- **DATASET RECORDS**
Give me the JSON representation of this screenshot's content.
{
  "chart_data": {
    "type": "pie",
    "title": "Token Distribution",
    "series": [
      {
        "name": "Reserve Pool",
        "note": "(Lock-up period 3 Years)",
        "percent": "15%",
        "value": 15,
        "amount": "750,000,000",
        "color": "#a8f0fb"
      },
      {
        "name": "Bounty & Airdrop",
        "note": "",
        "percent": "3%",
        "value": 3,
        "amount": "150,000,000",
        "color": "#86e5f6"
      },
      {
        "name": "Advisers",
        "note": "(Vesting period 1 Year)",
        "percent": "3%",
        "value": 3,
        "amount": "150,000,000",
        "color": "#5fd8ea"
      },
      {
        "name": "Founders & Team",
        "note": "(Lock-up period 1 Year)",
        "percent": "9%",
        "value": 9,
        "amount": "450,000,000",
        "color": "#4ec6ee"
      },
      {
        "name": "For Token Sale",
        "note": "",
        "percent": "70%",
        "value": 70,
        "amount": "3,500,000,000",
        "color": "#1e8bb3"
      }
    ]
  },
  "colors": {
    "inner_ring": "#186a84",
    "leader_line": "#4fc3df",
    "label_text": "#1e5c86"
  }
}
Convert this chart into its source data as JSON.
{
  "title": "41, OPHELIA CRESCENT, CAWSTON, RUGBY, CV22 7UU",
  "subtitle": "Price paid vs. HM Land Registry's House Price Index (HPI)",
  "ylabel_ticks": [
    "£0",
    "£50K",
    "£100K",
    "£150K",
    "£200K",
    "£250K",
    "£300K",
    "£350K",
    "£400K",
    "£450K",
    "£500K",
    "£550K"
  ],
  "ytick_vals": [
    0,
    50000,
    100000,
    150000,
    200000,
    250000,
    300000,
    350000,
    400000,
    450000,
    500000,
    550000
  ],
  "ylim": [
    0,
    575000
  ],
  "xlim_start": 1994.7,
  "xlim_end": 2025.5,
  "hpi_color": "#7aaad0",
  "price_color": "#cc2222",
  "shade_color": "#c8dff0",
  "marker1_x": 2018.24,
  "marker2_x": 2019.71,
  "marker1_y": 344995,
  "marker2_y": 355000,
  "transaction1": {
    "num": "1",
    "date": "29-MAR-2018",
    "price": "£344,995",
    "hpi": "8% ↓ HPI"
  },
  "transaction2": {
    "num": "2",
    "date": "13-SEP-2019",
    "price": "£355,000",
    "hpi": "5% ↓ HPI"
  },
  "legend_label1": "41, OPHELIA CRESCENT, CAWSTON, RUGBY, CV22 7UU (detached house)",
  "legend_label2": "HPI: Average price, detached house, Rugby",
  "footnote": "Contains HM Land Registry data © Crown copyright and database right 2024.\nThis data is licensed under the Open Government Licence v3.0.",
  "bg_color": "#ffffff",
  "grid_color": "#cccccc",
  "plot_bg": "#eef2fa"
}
--
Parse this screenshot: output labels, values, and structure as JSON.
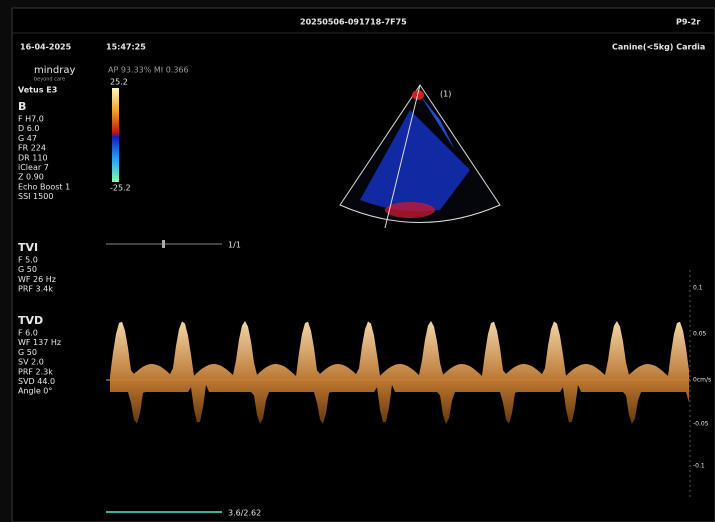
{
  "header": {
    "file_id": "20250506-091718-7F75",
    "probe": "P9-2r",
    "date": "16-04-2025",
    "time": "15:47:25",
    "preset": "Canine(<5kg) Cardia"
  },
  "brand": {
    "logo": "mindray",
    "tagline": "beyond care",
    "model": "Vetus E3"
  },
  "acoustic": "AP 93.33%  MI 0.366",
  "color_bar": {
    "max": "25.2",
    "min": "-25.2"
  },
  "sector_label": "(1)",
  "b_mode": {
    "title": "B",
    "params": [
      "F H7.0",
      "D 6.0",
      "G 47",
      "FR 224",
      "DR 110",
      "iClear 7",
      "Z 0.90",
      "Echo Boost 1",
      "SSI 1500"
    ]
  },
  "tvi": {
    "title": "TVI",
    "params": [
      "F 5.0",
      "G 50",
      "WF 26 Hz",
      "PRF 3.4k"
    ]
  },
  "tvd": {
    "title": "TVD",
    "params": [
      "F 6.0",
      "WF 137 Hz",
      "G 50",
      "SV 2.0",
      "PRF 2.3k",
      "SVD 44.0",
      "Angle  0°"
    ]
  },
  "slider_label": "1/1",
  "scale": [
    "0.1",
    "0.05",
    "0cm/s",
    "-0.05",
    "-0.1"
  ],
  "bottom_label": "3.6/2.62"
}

- **EXERCISE BRIEF**
Keep only the lines that hold the string "name", and copy them out.

- **THE COMPLETED TASK**
        "name": "Reserve Pool",
        "name": "Bounty & Airdrop",
        "name": "Advisers",
        "name": "Founders & Team",
        "name": "For Token Sale",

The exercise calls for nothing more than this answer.